§ TASK OBJECTIVE:
Repeat only the lines from the one holding "What does this" down to the last line of the listing below, including both of those lines.

[start RECORD EXCERPTS]

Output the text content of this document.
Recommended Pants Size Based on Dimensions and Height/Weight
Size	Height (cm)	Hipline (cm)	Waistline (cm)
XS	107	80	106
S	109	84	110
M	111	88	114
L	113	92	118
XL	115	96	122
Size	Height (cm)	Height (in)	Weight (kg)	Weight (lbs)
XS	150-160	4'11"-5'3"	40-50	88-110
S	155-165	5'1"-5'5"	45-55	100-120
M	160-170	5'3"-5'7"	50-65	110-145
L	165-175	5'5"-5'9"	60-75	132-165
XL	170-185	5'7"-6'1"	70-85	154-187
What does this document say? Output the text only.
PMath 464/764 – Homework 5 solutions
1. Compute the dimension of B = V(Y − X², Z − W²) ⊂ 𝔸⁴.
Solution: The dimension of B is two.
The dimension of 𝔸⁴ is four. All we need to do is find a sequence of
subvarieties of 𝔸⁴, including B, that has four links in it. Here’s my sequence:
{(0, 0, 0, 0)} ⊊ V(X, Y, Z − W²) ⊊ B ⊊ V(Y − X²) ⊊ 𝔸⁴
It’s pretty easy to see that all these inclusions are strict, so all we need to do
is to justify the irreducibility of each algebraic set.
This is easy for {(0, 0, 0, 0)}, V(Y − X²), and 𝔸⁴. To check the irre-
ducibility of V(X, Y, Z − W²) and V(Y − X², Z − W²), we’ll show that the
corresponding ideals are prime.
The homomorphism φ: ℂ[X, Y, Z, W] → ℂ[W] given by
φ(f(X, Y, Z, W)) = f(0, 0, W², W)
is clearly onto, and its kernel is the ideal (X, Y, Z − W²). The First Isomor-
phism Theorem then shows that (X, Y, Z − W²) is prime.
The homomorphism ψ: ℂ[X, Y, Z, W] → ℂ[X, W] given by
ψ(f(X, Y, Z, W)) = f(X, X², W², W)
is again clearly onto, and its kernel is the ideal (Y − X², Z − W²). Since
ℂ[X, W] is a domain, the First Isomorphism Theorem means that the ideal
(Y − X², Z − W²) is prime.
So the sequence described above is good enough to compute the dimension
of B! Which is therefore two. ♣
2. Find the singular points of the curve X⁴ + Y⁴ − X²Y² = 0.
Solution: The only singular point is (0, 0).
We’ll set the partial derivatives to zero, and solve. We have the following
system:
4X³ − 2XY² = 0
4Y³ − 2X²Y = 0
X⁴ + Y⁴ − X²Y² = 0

[end RECORD EXCERPTS]

§ REPLY:
What does this document say? Output the text only.
PMath 464/764 – Homework 5 solutions
1. Compute the dimension of B = V(Y − X², Z − W²) ⊂ 𝔸⁴.
Solution: The dimension of B is two.
The dimension of 𝔸⁴ is four. All we need to do is find a sequence of
subvarieties of 𝔸⁴, including B, that has four links in it. Here’s my sequence:
{(0, 0, 0, 0)} ⊊ V(X, Y, Z − W²) ⊊ B ⊊ V(Y − X²) ⊊ 𝔸⁴
It’s pretty easy to see that all these inclusions are strict, so all we need to do
is to justify the irreducibility of each algebraic set.
This is easy for {(0, 0, 0, 0)}, V(Y − X²), and 𝔸⁴. To check the irre-
ducibility of V(X, Y, Z − W²) and V(Y − X², Z − W²), we’ll show that the
corresponding ideals are prime.
The homomorphism φ: ℂ[X, Y, Z, W] → ℂ[W] given by
φ(f(X, Y, Z, W)) = f(0, 0, W², W)
is clearly onto, and its kernel is the ideal (X, Y, Z − W²). The First Isomor-
phism Theorem then shows that (X, Y, Z − W²) is prime.
The homomorphism ψ: ℂ[X, Y, Z, W] → ℂ[X, W] given by
ψ(f(X, Y, Z, W)) = f(X, X², W², W)
is again clearly onto, and its kernel is the ideal (Y − X², Z − W²). Since
ℂ[X, W] is a domain, the First Isomorphism Theorem means that the ideal
(Y − X², Z − W²) is prime.
So the sequence described above is good enough to compute the dimension
of B! Which is therefore two. ♣
2. Find the singular points of the curve X⁴ + Y⁴ − X²Y² = 0.
Solution: The only singular point is (0, 0).
We’ll set the partial derivatives to zero, and solve. We have the following
system:
4X³ − 2XY² = 0
4Y³ − 2X²Y = 0
X⁴ + Y⁴ − X²Y² = 0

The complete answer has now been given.